EXERCISE: Present, as a numbered list with blank lines omitted, the rows from the line containing "Localize all elements." through the line containing "list-item: 4. Maricato", both lines included.

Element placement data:
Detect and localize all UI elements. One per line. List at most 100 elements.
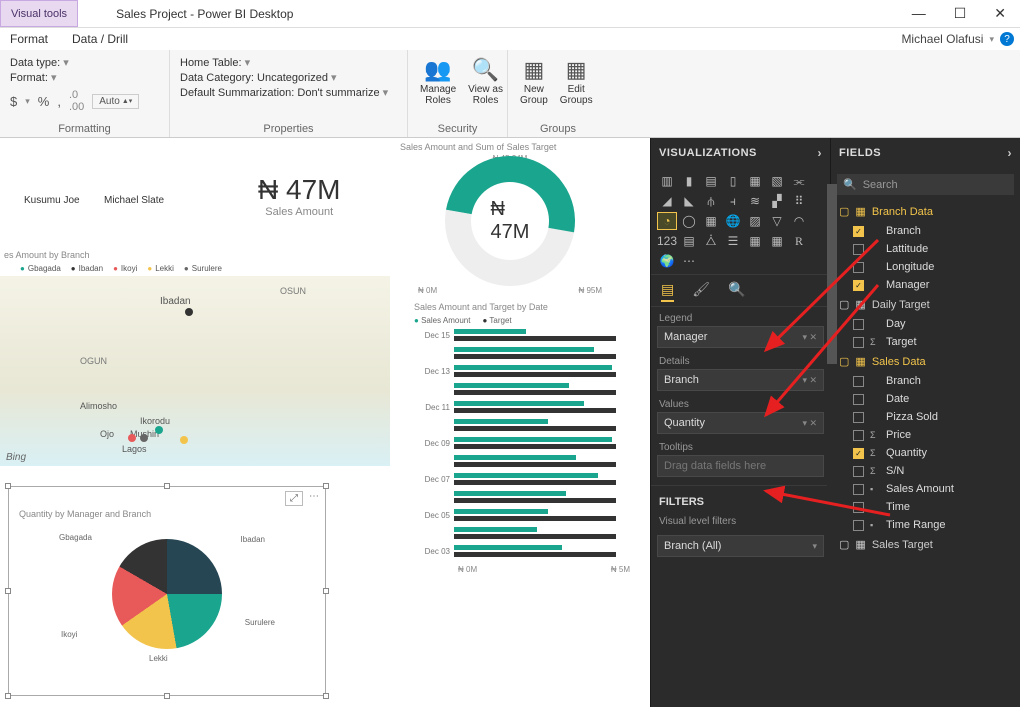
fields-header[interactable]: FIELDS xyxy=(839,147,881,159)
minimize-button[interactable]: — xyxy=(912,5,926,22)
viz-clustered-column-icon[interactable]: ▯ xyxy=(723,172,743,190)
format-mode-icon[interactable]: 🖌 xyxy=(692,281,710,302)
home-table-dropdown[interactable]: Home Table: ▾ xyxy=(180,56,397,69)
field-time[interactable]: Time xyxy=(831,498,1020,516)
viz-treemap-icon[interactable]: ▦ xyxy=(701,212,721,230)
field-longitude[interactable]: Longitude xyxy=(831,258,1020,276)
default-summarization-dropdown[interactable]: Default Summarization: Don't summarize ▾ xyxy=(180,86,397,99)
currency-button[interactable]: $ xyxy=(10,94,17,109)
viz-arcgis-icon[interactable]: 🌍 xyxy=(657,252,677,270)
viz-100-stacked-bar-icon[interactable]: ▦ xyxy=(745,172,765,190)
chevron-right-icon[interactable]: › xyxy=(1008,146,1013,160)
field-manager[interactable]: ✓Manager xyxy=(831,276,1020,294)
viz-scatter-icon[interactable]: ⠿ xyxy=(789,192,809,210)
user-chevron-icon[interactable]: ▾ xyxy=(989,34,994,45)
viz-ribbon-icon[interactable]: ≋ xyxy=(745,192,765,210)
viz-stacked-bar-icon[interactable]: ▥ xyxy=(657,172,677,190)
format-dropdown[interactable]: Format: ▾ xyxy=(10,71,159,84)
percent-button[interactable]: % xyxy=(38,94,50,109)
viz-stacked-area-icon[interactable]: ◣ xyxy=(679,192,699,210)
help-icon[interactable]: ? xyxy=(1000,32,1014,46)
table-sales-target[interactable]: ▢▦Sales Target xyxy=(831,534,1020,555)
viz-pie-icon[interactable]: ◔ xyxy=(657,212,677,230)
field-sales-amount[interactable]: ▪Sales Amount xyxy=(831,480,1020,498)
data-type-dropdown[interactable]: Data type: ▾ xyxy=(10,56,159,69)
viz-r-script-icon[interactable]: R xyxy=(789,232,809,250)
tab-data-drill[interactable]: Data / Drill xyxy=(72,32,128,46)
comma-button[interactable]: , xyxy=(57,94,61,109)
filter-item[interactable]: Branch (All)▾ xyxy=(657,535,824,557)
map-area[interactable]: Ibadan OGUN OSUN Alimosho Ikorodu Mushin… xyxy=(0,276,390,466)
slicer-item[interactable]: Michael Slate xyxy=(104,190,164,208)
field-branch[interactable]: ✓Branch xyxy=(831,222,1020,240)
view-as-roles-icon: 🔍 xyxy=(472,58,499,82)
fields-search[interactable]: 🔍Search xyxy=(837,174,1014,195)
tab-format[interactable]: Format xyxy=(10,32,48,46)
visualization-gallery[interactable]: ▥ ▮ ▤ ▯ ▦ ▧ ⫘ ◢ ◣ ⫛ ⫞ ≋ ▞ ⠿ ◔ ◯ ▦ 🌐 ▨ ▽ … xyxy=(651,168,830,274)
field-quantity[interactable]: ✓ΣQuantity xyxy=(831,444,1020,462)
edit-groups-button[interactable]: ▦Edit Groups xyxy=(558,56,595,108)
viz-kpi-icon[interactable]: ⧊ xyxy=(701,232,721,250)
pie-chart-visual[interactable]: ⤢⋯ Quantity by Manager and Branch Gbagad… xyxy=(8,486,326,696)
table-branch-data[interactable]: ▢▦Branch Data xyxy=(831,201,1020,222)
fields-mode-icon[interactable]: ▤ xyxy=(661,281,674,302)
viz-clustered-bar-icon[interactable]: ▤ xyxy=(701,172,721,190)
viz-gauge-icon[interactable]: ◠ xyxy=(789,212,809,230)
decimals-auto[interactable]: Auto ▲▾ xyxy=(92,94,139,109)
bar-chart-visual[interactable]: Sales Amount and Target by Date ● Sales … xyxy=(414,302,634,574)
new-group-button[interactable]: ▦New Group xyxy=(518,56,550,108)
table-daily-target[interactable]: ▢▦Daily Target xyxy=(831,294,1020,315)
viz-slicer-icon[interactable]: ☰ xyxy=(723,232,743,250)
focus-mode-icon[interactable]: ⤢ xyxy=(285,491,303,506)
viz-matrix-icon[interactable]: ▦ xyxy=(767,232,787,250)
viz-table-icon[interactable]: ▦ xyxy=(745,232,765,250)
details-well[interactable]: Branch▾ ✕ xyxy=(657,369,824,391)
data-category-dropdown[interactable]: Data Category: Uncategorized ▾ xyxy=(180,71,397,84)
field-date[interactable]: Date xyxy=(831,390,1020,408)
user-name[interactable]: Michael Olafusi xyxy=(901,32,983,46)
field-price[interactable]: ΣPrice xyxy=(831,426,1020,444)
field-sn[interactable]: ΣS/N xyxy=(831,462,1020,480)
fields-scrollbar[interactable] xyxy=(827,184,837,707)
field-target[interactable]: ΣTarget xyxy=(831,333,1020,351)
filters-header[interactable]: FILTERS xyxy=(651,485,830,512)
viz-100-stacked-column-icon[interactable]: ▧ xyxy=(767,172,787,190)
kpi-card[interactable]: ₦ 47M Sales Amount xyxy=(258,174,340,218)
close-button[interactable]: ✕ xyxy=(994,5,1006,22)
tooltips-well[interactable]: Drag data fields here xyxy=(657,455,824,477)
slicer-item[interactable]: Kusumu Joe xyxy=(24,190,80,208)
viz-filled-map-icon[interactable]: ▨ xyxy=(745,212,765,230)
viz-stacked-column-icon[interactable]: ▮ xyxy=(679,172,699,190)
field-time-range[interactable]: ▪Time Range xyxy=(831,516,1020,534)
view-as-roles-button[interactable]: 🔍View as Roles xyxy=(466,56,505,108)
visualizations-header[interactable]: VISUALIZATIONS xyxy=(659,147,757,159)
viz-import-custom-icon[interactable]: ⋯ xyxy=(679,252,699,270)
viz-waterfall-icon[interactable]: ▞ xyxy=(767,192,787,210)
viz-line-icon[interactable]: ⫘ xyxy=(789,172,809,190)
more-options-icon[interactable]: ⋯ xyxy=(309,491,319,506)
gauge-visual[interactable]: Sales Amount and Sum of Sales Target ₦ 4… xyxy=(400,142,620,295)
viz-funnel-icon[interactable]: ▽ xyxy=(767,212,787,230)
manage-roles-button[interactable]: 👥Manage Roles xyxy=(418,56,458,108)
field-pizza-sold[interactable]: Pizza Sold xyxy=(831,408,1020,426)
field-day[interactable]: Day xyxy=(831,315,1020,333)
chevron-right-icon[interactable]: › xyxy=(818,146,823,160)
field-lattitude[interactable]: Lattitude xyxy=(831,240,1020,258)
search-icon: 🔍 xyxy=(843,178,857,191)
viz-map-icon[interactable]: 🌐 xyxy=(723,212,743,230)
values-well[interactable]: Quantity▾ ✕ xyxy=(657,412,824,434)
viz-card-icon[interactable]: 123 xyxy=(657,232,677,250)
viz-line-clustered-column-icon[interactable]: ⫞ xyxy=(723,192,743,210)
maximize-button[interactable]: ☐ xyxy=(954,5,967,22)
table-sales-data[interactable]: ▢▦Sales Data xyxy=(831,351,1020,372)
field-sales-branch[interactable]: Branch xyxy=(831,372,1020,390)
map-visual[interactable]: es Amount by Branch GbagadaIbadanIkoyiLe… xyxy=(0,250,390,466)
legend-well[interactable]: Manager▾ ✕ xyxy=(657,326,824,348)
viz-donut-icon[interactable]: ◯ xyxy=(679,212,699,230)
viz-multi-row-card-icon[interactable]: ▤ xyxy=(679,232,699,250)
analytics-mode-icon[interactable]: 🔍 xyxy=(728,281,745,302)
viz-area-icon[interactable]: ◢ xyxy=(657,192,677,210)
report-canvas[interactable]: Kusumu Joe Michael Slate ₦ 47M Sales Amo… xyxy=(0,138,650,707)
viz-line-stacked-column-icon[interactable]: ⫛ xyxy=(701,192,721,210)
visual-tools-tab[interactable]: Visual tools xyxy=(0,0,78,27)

...

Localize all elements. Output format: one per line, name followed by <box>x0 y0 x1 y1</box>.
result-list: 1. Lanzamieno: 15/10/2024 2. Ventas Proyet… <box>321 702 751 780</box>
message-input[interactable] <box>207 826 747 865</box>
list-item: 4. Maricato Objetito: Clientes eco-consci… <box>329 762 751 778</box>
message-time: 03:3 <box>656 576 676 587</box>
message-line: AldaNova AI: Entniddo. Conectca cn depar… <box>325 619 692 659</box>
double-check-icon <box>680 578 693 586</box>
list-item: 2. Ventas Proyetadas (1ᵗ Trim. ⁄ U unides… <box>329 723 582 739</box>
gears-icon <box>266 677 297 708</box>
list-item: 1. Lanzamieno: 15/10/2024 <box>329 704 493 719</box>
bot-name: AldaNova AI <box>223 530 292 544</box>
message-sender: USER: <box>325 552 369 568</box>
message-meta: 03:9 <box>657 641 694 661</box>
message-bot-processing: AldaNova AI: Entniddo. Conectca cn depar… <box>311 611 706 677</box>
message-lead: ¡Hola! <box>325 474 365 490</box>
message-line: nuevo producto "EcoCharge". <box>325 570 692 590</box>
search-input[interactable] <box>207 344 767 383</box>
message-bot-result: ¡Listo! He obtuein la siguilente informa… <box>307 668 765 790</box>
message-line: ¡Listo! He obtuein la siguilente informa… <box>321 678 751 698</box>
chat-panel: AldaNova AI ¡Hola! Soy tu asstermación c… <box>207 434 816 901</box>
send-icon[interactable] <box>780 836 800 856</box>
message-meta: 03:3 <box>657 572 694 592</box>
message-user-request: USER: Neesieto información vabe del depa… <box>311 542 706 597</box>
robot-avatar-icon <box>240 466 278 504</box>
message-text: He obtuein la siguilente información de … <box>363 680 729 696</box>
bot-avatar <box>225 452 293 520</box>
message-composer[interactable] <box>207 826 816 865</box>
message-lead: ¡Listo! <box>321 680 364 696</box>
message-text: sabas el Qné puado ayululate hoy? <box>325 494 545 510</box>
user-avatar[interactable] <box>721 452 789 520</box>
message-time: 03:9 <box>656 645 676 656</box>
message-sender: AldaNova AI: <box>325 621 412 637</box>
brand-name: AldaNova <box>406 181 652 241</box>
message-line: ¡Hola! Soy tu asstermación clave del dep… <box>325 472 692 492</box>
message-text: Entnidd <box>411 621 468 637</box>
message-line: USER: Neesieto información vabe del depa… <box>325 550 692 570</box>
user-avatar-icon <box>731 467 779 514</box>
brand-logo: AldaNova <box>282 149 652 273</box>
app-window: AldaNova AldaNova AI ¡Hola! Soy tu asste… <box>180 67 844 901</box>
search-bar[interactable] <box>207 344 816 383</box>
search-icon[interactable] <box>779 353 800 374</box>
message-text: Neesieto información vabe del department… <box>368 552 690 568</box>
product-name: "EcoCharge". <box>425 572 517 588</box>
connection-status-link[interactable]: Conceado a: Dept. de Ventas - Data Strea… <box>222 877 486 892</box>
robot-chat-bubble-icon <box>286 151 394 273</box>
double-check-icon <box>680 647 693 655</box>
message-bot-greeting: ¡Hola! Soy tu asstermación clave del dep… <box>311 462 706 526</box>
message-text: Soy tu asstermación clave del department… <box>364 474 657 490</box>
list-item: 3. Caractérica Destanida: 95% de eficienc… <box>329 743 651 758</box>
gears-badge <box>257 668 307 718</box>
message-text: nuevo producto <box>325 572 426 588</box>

RESULT OF THIS TASK:
1. Localize all elements. Output format: one per line, name followed by <box>x0 y0 x1 y1</box>.
2. result-list: 1. Lanzamieno: 15/10/2024 2. Ventas Proyet… <box>321 702 751 780</box>
3. message-input[interactable] <box>207 826 747 865</box>
4. list-item: 4. Maricato Objetito: Clientes eco-consci… <box>329 762 751 778</box>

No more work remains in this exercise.